● To do:
Go over the entries below line by line, copying each one that contains the word "考查介词辨析".

● Extracted material:
####

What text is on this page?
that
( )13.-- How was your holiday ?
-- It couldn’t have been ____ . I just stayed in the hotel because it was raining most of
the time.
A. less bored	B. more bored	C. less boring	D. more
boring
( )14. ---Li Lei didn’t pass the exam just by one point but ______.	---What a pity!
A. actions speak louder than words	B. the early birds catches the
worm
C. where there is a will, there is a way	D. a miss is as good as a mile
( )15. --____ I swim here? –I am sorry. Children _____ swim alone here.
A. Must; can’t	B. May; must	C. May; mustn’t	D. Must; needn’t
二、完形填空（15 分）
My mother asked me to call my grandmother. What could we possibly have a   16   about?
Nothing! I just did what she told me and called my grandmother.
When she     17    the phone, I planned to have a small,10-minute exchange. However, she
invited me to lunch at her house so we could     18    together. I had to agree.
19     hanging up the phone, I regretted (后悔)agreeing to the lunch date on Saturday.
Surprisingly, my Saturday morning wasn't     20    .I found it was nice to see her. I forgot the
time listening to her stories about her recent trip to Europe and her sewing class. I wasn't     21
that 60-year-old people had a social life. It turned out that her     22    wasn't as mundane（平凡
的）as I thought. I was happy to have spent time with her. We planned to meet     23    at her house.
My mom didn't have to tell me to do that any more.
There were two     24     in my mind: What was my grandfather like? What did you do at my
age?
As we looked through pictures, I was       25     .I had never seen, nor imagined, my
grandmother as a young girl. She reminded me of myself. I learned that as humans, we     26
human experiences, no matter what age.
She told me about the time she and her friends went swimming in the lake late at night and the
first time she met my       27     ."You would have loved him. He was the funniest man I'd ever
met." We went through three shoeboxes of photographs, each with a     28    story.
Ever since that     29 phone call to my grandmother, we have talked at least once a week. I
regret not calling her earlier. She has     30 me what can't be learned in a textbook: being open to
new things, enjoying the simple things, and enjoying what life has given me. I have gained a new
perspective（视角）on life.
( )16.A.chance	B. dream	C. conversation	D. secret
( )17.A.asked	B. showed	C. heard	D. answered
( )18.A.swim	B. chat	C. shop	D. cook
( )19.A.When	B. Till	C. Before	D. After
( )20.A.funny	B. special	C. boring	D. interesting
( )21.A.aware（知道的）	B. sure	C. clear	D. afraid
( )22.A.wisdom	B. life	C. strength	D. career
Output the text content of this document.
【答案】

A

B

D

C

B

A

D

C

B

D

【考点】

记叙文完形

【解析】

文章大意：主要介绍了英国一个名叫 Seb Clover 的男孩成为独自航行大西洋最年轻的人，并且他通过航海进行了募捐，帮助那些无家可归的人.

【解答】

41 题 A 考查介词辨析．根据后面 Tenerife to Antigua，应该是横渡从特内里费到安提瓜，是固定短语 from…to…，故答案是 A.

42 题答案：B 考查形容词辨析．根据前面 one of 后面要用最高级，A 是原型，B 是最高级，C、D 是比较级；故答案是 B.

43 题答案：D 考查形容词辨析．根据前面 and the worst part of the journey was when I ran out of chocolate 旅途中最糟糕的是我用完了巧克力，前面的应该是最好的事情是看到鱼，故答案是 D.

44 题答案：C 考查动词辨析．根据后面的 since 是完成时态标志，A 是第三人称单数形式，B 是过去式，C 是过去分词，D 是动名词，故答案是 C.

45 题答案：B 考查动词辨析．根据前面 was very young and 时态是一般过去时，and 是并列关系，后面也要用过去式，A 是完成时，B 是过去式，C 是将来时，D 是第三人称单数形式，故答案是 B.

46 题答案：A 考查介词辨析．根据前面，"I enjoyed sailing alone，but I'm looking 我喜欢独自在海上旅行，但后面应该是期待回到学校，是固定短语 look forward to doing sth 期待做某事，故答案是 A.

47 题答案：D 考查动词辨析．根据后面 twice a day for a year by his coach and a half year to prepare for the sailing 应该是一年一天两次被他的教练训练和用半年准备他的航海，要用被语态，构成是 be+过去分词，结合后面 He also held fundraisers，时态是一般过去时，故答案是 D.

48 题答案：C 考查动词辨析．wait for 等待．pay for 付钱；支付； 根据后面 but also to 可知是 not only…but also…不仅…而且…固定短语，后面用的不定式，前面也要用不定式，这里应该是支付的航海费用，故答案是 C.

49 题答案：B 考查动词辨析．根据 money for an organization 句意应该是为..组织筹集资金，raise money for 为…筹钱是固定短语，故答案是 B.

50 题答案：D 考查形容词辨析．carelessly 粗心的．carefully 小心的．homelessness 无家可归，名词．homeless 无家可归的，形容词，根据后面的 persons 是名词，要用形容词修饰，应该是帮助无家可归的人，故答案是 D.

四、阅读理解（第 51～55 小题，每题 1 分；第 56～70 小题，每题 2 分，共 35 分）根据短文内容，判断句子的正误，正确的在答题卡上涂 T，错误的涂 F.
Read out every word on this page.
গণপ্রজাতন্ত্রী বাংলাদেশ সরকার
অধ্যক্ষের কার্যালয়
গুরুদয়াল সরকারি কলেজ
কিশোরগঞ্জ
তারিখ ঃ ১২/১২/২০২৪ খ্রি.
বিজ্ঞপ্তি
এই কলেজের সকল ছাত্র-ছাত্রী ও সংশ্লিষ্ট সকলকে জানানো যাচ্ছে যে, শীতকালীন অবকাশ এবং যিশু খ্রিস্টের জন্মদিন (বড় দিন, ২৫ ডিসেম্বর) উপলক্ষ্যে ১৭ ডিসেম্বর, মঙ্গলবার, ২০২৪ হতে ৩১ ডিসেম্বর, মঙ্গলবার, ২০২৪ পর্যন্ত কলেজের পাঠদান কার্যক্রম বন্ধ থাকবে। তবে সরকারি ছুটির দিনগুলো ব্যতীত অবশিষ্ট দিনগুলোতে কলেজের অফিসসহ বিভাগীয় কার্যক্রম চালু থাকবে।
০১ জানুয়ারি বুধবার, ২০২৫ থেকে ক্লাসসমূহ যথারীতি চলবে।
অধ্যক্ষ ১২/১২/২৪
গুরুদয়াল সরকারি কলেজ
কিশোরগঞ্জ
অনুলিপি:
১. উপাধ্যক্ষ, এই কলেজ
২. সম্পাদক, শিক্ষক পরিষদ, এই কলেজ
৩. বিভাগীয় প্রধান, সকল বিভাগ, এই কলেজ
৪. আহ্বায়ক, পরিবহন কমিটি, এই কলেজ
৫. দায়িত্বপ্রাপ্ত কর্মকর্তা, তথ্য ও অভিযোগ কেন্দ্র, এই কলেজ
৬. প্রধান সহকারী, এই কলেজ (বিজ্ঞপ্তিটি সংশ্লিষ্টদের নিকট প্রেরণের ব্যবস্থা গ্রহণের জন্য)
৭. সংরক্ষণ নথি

####

● Response for this exercise:
41 题 A 考查介词辨析．根据后面 Tenerife to Antigua，应该是横渡从特内里费到安提瓜，是固定短语 from…to…，故答案是 A.
46 题答案：A 考查介词辨析．根据前面，"I enjoyed sailing alone，but I'm looking 我喜欢独自在海上旅行，但后面应该是期待回到学校，是固定短语 look forward to doing sth 期待做某事，故答案是 A.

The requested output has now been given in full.